Directions: Write out the full set of records below exactly.

Given data:
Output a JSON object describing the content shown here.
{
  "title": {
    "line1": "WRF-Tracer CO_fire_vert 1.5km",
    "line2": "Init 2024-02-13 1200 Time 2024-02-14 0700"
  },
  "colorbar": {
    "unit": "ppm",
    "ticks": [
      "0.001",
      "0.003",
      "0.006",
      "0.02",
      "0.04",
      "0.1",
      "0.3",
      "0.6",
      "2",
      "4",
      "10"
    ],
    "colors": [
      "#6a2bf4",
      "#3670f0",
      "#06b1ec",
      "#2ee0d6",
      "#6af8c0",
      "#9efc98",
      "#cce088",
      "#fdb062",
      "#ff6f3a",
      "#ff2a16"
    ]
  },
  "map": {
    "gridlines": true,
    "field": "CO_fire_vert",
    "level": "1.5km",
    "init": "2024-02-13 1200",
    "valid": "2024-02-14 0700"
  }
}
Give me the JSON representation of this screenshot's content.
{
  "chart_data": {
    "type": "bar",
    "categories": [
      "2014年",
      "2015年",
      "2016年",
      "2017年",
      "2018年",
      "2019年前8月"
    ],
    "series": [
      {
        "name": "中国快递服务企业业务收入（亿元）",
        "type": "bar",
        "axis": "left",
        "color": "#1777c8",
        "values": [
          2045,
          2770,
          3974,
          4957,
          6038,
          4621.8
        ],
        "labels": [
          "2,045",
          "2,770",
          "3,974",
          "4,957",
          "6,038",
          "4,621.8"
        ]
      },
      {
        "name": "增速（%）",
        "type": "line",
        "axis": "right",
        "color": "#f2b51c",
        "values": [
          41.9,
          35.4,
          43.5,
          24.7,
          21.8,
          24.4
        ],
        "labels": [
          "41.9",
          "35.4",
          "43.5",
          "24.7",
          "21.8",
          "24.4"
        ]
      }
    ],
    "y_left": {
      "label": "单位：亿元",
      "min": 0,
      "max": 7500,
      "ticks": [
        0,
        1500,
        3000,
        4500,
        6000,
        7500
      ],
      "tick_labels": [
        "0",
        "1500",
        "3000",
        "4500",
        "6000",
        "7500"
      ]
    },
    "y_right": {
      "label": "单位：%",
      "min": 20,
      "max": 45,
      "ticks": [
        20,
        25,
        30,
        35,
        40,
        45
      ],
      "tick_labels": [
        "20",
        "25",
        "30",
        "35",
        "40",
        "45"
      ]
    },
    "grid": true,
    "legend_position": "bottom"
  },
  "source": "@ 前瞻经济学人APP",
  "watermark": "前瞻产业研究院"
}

Task output:
Output a JSON object describing the content shown here.
{
  "title": {
    "line1": "WRF-Tracer CO_fire_vert 1.5km",
    "line2": "Init 2024-02-13 1200 Time 2024-02-14 0700"
  },
  "colorbar": {
    "unit": "ppm",
    "ticks": [
      "0.001",
      "0.003",
      "0.006",
      "0.02",
      "0.04",
      "0.1",
      "0.3",
      "0.6",
      "2",
      "4",
      "10"
    ],
    "colors": [
      "#6a2bf4",
      "#3670f0",
      "#06b1ec",
      "#2ee0d6",
      "#6af8c0",
      "#9efc98",
      "#cce088",
      "#fdb062",
      "#ff6f3a",
      "#ff2a16"
    ]
  },
  "map": {
    "gridlines": true,
    "field": "CO_fire_vert",
    "level": "1.5km",
    "init": "2024-02-13 1200",
    "valid": "2024-02-14 0700"
  }
}
Give me the JSON representation of this screenshot's content.
{
  "chart_data": {
    "type": "bar",
    "categories": [
      "2014年",
      "2015年",
      "2016年",
      "2017年",
      "2018年",
      "2019年前8月"
    ],
    "series": [
      {
        "name": "中国快递服务企业业务收入（亿元）",
        "type": "bar",
        "axis": "left",
        "color": "#1777c8",
        "values": [
          2045,
          2770,
          3974,
          4957,
          6038,
          4621.8
        ],
        "labels": [
          "2,045",
          "2,770",
          "3,974",
          "4,957",
          "6,038",
          "4,621.8"
        ]
      },
      {
        "name": "增速（%）",
        "type": "line",
        "axis": "right",
        "color": "#f2b51c",
        "values": [
          41.9,
          35.4,
          43.5,
          24.7,
          21.8,
          24.4
        ],
        "labels": [
          "41.9",
          "35.4",
          "43.5",
          "24.7",
          "21.8",
          "24.4"
        ]
      }
    ],
    "y_left": {
      "label": "单位：亿元",
      "min": 0,
      "max": 7500,
      "ticks": [
        0,
        1500,
        3000,
        4500,
        6000,
        7500
      ],
      "tick_labels": [
        "0",
        "1500",
        "3000",
        "4500",
        "6000",
        "7500"
      ]
    },
    "y_right": {
      "label": "单位：%",
      "min": 20,
      "max": 45,
      "ticks": [
        20,
        25,
        30,
        35,
        40,
        45
      ],
      "tick_labels": [
        "20",
        "25",
        "30",
        "35",
        "40",
        "45"
      ]
    },
    "grid": true,
    "legend_position": "bottom"
  },
  "source": "@ 前瞻经济学人APP",
  "watermark": "前瞻产业研究院"
}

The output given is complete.